> Instruction
Reproduce all of the material exactly as shown.

Collection entries:

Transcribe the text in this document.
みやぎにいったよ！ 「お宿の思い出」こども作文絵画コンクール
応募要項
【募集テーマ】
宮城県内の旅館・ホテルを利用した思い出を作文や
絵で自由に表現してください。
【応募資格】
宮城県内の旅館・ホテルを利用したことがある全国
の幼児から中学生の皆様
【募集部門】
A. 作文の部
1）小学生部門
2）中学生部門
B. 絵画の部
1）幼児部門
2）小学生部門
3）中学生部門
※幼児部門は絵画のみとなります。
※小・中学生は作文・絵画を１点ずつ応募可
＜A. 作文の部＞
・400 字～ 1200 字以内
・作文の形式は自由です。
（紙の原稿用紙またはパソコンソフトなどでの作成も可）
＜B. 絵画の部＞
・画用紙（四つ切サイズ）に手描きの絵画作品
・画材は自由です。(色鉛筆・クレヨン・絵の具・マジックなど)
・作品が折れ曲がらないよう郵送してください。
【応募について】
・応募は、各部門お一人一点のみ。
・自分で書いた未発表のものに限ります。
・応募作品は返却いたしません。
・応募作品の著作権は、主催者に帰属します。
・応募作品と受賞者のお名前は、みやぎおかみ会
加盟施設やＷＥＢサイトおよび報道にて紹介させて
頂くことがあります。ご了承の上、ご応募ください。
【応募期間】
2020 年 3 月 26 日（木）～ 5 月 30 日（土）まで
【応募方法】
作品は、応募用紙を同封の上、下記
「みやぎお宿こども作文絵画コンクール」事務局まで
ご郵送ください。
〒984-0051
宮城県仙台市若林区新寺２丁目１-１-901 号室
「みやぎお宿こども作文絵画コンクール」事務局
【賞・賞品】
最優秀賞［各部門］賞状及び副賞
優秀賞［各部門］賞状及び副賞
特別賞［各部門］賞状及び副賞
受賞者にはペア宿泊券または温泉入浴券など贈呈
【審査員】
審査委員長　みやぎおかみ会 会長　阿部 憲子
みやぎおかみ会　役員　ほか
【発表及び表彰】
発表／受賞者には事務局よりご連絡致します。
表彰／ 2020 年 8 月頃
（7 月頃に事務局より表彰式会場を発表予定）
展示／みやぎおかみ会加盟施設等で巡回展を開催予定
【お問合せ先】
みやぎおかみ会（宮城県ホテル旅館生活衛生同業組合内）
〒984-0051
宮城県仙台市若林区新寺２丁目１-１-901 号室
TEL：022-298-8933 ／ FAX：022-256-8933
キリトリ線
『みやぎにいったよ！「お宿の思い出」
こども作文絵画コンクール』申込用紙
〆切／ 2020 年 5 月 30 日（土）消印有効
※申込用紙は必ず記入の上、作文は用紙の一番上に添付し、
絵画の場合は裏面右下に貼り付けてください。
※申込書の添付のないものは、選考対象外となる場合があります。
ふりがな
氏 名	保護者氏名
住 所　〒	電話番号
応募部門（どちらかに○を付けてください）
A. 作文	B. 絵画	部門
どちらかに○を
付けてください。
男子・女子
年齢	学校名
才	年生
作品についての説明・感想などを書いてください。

> Reply
Transcribe the text in this document.
みやぎにいったよ！ 「お宿の思い出」こども作文絵画コンクール
応募要項
【募集テーマ】
宮城県内の旅館・ホテルを利用した思い出を作文や
絵で自由に表現してください。
【応募資格】
宮城県内の旅館・ホテルを利用したことがある全国
の幼児から中学生の皆様
【募集部門】
A. 作文の部
1）小学生部門
2）中学生部門
B. 絵画の部
1）幼児部門
2）小学生部門
3）中学生部門
※幼児部門は絵画のみとなります。
※小・中学生は作文・絵画を１点ずつ応募可
＜A. 作文の部＞
・400 字～ 1200 字以内
・作文の形式は自由です。
（紙の原稿用紙またはパソコンソフトなどでの作成も可）
＜B. 絵画の部＞
・画用紙（四つ切サイズ）に手描きの絵画作品
・画材は自由です。(色鉛筆・クレヨン・絵の具・マジックなど)
・作品が折れ曲がらないよう郵送してください。
【応募について】
・応募は、各部門お一人一点のみ。
・自分で書いた未発表のものに限ります。
・応募作品は返却いたしません。
・応募作品の著作権は、主催者に帰属します。
・応募作品と受賞者のお名前は、みやぎおかみ会
加盟施設やＷＥＢサイトおよび報道にて紹介させて
頂くことがあります。ご了承の上、ご応募ください。
【応募期間】
2020 年 3 月 26 日（木）～ 5 月 30 日（土）まで
【応募方法】
作品は、応募用紙を同封の上、下記
「みやぎお宿こども作文絵画コンクール」事務局まで
ご郵送ください。
〒984-0051
宮城県仙台市若林区新寺２丁目１-１-901 号室
「みやぎお宿こども作文絵画コンクール」事務局
【賞・賞品】
最優秀賞［各部門］賞状及び副賞
優秀賞［各部門］賞状及び副賞
特別賞［各部門］賞状及び副賞
受賞者にはペア宿泊券または温泉入浴券など贈呈
【審査員】
審査委員長　みやぎおかみ会 会長　阿部 憲子
みやぎおかみ会　役員　ほか
【発表及び表彰】
発表／受賞者には事務局よりご連絡致します。
表彰／ 2020 年 8 月頃
（7 月頃に事務局より表彰式会場を発表予定）
展示／みやぎおかみ会加盟施設等で巡回展を開催予定
【お問合せ先】
みやぎおかみ会（宮城県ホテル旅館生活衛生同業組合内）
〒984-0051
宮城県仙台市若林区新寺２丁目１-１-901 号室
TEL：022-298-8933 ／ FAX：022-256-8933
キリトリ線
『みやぎにいったよ！「お宿の思い出」
こども作文絵画コンクール』申込用紙
〆切／ 2020 年 5 月 30 日（土）消印有効
※申込用紙は必ず記入の上、作文は用紙の一番上に添付し、
絵画の場合は裏面右下に貼り付けてください。
※申込書の添付のないものは、選考対象外となる場合があります。
ふりがな
氏 名	保護者氏名
住 所　〒	電話番号
応募部門（どちらかに○を付けてください）
A. 作文	B. 絵画	部門
どちらかに○を
付けてください。
男子・女子
年齢	学校名
才	年生
作品についての説明・感想などを書いてください。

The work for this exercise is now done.